> **What to produce**
Determine how many lines of the entries contain "Assistant". Reply with that number alone.

Dataset entries:
────
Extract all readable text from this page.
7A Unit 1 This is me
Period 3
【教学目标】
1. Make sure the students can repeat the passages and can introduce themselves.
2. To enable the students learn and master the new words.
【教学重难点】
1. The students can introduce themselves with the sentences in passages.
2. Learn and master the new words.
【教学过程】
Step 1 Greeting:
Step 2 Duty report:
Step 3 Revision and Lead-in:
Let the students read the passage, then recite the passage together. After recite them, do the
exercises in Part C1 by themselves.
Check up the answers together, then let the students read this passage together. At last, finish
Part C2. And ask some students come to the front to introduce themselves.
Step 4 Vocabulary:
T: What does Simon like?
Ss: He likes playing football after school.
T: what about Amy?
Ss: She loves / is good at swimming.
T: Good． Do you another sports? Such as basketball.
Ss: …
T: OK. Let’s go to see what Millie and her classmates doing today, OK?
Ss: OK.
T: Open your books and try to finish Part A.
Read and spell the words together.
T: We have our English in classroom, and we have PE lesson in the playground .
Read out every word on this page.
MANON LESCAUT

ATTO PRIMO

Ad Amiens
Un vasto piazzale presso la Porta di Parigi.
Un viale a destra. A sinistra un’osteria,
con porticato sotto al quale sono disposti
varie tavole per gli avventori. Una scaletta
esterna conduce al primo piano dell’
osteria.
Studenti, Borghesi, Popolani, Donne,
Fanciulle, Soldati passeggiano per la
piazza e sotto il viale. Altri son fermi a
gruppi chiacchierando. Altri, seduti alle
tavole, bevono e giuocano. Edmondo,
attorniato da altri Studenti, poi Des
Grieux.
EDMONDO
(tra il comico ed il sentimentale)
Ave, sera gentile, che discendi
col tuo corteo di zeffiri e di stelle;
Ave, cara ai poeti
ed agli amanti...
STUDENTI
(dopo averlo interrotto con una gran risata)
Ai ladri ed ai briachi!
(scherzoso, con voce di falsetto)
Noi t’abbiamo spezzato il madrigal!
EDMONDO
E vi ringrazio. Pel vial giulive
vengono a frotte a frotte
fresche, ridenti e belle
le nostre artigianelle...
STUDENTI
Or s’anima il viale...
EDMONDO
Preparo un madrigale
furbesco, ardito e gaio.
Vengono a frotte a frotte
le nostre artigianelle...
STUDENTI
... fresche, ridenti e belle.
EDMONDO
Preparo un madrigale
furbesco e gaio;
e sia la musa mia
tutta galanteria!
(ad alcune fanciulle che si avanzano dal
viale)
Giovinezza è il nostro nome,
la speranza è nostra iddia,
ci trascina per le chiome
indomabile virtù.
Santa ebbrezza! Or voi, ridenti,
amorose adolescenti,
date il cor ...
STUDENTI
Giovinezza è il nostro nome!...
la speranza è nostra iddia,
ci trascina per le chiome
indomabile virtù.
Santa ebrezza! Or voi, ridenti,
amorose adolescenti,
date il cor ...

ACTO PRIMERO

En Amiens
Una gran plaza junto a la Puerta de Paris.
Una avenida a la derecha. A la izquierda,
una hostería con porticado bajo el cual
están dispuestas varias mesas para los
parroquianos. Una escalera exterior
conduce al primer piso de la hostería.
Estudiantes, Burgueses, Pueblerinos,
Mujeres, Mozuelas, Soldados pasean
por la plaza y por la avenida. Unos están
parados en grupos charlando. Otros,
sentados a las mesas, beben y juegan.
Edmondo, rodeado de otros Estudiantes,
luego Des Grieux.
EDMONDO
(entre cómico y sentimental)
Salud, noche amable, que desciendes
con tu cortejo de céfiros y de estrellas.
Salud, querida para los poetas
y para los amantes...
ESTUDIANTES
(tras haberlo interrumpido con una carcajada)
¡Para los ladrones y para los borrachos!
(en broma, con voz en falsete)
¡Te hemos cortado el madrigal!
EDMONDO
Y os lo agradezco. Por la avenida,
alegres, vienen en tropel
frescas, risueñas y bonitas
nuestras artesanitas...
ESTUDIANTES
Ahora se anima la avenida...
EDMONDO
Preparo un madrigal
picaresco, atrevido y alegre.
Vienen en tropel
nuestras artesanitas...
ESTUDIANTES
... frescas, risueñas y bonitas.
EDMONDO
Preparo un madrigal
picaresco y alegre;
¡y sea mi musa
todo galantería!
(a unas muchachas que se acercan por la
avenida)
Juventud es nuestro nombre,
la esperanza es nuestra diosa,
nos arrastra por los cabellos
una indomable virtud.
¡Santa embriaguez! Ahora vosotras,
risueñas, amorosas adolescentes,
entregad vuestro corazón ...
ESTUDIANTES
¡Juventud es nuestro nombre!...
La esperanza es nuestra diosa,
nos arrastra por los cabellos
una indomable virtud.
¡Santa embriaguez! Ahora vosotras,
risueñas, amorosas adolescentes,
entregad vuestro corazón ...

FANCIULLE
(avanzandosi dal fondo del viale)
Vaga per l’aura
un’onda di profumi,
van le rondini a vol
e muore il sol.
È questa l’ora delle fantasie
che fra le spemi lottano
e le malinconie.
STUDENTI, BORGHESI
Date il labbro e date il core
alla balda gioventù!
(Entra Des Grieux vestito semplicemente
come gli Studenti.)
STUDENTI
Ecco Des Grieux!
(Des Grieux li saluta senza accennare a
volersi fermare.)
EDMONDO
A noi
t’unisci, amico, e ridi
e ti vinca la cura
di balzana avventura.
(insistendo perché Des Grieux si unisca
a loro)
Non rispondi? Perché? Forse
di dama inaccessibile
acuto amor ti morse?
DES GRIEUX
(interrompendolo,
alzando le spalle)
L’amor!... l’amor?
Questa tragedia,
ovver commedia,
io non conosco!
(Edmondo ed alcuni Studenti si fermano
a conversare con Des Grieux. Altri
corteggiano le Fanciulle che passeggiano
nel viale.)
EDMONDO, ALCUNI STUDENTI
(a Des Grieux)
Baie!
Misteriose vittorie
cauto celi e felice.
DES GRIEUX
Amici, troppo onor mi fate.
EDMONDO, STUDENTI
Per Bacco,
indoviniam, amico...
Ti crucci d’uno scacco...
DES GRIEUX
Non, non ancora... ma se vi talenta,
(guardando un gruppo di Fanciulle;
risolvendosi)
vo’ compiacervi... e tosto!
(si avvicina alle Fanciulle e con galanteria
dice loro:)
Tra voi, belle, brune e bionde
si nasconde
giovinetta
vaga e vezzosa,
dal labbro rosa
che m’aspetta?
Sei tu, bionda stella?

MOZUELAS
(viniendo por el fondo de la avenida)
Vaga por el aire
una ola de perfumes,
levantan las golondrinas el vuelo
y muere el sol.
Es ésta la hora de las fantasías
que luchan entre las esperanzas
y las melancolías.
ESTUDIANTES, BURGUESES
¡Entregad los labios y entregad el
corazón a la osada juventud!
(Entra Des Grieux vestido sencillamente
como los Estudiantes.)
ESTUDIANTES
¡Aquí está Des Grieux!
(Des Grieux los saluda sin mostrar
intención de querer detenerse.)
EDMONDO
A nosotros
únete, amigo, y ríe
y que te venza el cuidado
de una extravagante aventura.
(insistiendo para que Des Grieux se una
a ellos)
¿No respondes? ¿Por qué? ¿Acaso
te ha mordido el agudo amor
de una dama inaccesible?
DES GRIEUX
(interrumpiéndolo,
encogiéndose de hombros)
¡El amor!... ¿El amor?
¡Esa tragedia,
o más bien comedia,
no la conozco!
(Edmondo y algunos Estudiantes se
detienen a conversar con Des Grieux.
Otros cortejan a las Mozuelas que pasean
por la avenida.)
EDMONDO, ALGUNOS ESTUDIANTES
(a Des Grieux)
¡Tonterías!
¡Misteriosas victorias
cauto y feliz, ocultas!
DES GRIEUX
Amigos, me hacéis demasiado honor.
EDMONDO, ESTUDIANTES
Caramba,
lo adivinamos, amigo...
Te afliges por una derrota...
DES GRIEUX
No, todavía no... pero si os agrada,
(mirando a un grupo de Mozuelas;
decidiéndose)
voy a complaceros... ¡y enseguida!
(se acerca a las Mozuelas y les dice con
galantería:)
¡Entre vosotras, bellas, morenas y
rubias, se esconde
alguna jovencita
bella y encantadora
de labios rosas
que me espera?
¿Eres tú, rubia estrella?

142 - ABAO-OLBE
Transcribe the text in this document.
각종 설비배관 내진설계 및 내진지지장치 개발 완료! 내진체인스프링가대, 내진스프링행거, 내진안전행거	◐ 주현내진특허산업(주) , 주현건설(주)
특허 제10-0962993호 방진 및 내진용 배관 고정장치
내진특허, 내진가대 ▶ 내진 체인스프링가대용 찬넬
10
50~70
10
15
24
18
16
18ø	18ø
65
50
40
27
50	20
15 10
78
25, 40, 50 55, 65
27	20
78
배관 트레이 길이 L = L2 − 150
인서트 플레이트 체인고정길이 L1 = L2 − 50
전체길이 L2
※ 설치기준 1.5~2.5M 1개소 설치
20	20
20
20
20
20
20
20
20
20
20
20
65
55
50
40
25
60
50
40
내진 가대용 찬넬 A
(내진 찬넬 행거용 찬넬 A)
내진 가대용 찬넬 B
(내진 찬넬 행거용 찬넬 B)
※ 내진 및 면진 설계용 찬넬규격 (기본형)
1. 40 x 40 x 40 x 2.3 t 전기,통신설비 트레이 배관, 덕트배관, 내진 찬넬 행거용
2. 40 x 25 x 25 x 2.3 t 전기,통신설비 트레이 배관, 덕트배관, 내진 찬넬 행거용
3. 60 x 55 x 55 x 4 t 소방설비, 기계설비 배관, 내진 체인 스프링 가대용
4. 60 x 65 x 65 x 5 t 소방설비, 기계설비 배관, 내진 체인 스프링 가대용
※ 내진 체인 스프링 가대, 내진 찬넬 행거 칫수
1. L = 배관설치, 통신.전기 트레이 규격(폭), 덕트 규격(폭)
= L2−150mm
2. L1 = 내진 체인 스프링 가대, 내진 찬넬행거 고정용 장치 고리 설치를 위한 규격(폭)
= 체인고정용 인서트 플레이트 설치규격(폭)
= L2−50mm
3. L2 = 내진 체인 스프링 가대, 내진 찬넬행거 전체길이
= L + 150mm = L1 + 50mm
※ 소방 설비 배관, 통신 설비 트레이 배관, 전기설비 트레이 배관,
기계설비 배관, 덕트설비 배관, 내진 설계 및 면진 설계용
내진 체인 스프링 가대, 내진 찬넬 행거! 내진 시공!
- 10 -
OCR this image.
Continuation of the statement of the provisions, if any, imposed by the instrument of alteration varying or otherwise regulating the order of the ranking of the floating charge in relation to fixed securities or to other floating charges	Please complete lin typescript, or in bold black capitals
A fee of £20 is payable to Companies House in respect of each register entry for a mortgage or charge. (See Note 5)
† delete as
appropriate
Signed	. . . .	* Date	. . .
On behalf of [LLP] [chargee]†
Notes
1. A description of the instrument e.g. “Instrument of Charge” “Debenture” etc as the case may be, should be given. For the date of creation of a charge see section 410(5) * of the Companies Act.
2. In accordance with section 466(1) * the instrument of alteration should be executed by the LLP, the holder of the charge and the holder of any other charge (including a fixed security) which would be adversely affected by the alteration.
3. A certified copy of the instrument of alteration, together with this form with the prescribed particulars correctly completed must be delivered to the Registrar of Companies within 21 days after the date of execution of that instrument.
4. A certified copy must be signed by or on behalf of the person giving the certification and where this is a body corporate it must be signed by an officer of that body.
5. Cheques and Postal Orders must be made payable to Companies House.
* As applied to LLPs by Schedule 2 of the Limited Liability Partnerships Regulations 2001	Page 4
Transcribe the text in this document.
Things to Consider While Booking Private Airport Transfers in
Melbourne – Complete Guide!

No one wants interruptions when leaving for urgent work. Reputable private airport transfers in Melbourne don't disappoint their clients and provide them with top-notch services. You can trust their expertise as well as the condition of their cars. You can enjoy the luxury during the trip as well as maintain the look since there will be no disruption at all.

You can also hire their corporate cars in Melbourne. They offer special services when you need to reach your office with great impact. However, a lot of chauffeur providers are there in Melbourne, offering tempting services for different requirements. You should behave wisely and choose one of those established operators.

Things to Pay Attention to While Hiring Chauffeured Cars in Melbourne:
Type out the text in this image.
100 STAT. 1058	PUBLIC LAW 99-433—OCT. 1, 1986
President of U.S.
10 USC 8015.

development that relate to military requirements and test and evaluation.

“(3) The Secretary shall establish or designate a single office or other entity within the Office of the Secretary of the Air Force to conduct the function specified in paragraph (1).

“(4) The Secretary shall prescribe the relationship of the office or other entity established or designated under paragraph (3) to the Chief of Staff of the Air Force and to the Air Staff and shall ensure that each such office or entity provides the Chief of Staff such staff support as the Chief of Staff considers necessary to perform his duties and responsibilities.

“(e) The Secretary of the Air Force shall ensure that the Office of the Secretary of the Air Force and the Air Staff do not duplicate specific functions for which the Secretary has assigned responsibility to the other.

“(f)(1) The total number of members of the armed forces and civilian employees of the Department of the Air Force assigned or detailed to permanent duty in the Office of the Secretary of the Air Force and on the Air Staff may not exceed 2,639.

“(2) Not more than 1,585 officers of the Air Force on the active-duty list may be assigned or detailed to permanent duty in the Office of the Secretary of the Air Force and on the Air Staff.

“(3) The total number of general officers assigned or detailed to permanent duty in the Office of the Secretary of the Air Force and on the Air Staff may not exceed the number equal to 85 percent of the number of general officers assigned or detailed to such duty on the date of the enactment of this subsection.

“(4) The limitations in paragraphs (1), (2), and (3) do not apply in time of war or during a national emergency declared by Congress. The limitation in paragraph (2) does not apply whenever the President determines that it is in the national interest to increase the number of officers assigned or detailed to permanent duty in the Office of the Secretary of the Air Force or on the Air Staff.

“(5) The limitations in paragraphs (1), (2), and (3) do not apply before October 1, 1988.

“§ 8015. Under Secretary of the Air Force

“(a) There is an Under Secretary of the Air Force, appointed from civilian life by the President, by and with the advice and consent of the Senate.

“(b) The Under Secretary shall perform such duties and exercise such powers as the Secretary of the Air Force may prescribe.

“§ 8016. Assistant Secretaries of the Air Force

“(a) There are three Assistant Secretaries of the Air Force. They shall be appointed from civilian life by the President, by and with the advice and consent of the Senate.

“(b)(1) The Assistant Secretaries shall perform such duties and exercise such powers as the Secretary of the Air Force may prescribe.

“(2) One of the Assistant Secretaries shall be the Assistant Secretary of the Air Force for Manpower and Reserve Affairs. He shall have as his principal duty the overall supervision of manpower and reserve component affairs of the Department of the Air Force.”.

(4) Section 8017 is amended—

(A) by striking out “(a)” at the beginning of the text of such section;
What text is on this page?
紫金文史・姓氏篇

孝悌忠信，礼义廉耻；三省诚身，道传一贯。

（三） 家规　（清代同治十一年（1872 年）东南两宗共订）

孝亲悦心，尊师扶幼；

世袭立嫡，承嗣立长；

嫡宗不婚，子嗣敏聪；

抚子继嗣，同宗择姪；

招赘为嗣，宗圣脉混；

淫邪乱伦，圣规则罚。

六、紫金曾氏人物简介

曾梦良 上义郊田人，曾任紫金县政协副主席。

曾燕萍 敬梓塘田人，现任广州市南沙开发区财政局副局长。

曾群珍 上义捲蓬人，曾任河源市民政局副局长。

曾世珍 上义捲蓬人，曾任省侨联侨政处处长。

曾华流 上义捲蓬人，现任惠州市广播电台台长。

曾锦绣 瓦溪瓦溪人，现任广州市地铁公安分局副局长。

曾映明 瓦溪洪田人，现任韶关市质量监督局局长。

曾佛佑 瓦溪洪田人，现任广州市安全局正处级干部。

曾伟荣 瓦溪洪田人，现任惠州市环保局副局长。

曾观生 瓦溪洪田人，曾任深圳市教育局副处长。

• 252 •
────
> **Response**
4